▶ **Job**: Identify all lines below that hold "balance" and collect them.

[start of Data for the task]

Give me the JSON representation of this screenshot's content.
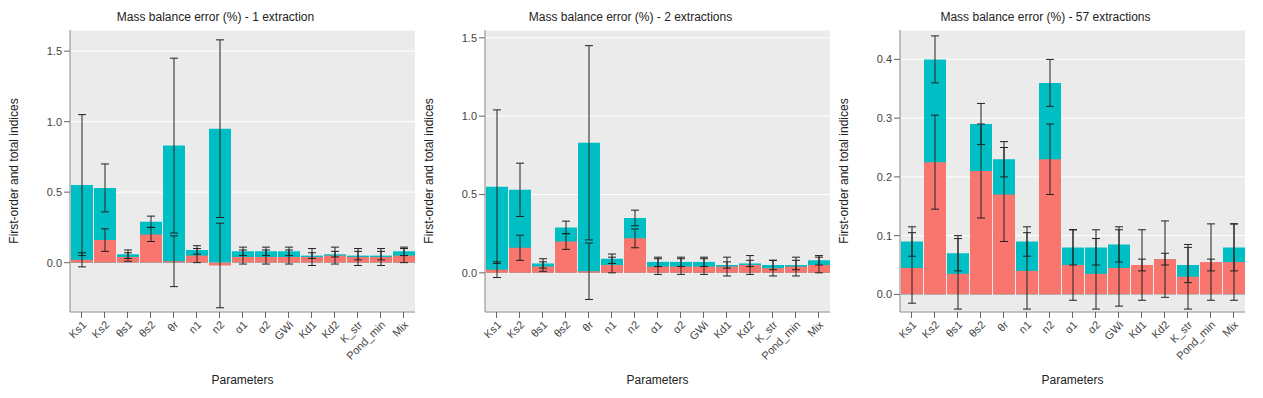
{
  "chart_data": [
    {
      "type": "bar",
      "title": "Mass balance error (%) - 1 extraction",
      "xlabel": "Parameters",
      "ylabel": "First-order and total indices",
      "categories": [
        "Ks1",
        "Ks2",
        "θs1",
        "θs2",
        "θr",
        "n1",
        "n2",
        "α1",
        "α2",
        "GWi",
        "Kd1",
        "Kd2",
        "K_str",
        "Pond_min",
        "Mix"
      ],
      "series": [
        {
          "color": "#00bfc4",
          "values": [
            0.55,
            0.53,
            0.06,
            0.29,
            0.83,
            0.09,
            0.95,
            0.08,
            0.08,
            0.08,
            0.05,
            0.06,
            0.05,
            0.05,
            0.08
          ],
          "error": [
            0.5,
            0.17,
            0.03,
            0.04,
            0.62,
            0.03,
            0.63,
            0.03,
            0.03,
            0.03,
            0.02,
            0.02,
            0.03,
            0.03,
            0.03
          ]
        },
        {
          "color": "#f8766d",
          "values": [
            0.02,
            0.16,
            0.04,
            0.2,
            0.01,
            0.05,
            -0.02,
            0.04,
            0.04,
            0.04,
            0.04,
            0.05,
            0.04,
            0.04,
            0.05
          ],
          "error": [
            0.05,
            0.08,
            0.03,
            0.05,
            0.18,
            0.05,
            0.3,
            0.05,
            0.05,
            0.05,
            0.06,
            0.06,
            0.06,
            0.06,
            0.05
          ]
        }
      ],
      "ylim": [
        -0.35,
        1.65
      ],
      "yticks": [
        {
          "value": 0,
          "label": "0.0"
        },
        {
          "value": 0.5,
          "label": "0.5"
        },
        {
          "value": 1,
          "label": "1.0"
        },
        {
          "value": 1.5,
          "label": "1.5"
        }
      ],
      "grid": true
    },
    {
      "type": "bar",
      "title": "Mass balance error (%) - 2 extractions",
      "xlabel": "Parameters",
      "ylabel": "First-order and total indices",
      "categories": [
        "Ks1",
        "Ks2",
        "θs1",
        "θs2",
        "θr",
        "n1",
        "n2",
        "α1",
        "α2",
        "GWi",
        "Kd1",
        "Kd2",
        "K_str",
        "Pond_min",
        "Mix"
      ],
      "series": [
        {
          "color": "#00bfc4",
          "values": [
            0.55,
            0.53,
            0.06,
            0.29,
            0.83,
            0.09,
            0.35,
            0.07,
            0.07,
            0.07,
            0.05,
            0.06,
            0.05,
            0.05,
            0.08
          ],
          "error": [
            0.49,
            0.17,
            0.03,
            0.04,
            0.62,
            0.03,
            0.05,
            0.03,
            0.03,
            0.03,
            0.02,
            0.02,
            0.03,
            0.03,
            0.03
          ]
        },
        {
          "color": "#f8766d",
          "values": [
            0.02,
            0.16,
            0.04,
            0.2,
            0.01,
            0.05,
            0.22,
            0.04,
            0.04,
            0.04,
            0.04,
            0.05,
            0.03,
            0.04,
            0.05
          ],
          "error": [
            0.05,
            0.08,
            0.03,
            0.05,
            0.18,
            0.05,
            0.06,
            0.05,
            0.05,
            0.05,
            0.06,
            0.06,
            0.05,
            0.06,
            0.05
          ]
        }
      ],
      "ylim": [
        -0.25,
        1.55
      ],
      "yticks": [
        {
          "value": 0,
          "label": "0.0"
        },
        {
          "value": 0.5,
          "label": "0.5"
        },
        {
          "value": 1,
          "label": "1.0"
        },
        {
          "value": 1.5,
          "label": "1.5"
        }
      ],
      "grid": true
    },
    {
      "type": "bar",
      "title": "Mass balance error (%) - 57 extractions",
      "xlabel": "Parameters",
      "ylabel": "First-order and total indices",
      "categories": [
        "Ks1",
        "Ks2",
        "θs1",
        "θs2",
        "θr",
        "n1",
        "n2",
        "α1",
        "α2",
        "GWi",
        "Kd1",
        "Kd2",
        "K_str",
        "Pond_min",
        "Mix"
      ],
      "series": [
        {
          "color": "#00bfc4",
          "values": [
            0.09,
            0.4,
            0.07,
            0.29,
            0.23,
            0.09,
            0.36,
            0.08,
            0.08,
            0.085,
            0.05,
            0.06,
            0.05,
            0.05,
            0.08
          ],
          "error": [
            0.025,
            0.04,
            0.03,
            0.035,
            0.03,
            0.025,
            0.04,
            0.03,
            0.03,
            0.03,
            0.01,
            0.01,
            0.03,
            0.01,
            0.04
          ]
        },
        {
          "color": "#f8766d",
          "values": [
            0.045,
            0.225,
            0.035,
            0.21,
            0.17,
            0.04,
            0.23,
            0.05,
            0.035,
            0.045,
            0.05,
            0.06,
            0.03,
            0.055,
            0.055
          ],
          "error": [
            0.06,
            0.08,
            0.06,
            0.08,
            0.08,
            0.065,
            0.06,
            0.06,
            0.06,
            0.065,
            0.06,
            0.065,
            0.055,
            0.065,
            0.065
          ]
        }
      ],
      "ylim": [
        -0.03,
        0.45
      ],
      "yticks": [
        {
          "value": 0,
          "label": "0.0"
        },
        {
          "value": 0.1,
          "label": "0.1"
        },
        {
          "value": 0.2,
          "label": "0.2"
        },
        {
          "value": 0.3,
          "label": "0.3"
        },
        {
          "value": 0.4,
          "label": "0.4"
        }
      ],
      "grid": true
    }
  ]
}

[end of Data for the task]

▶ **Answer to this problem**:
      "title": "Mass balance error (%) - 1 extraction",
      "title": "Mass balance error (%) - 2 extractions",
      "title": "Mass balance error (%) - 57 extractions",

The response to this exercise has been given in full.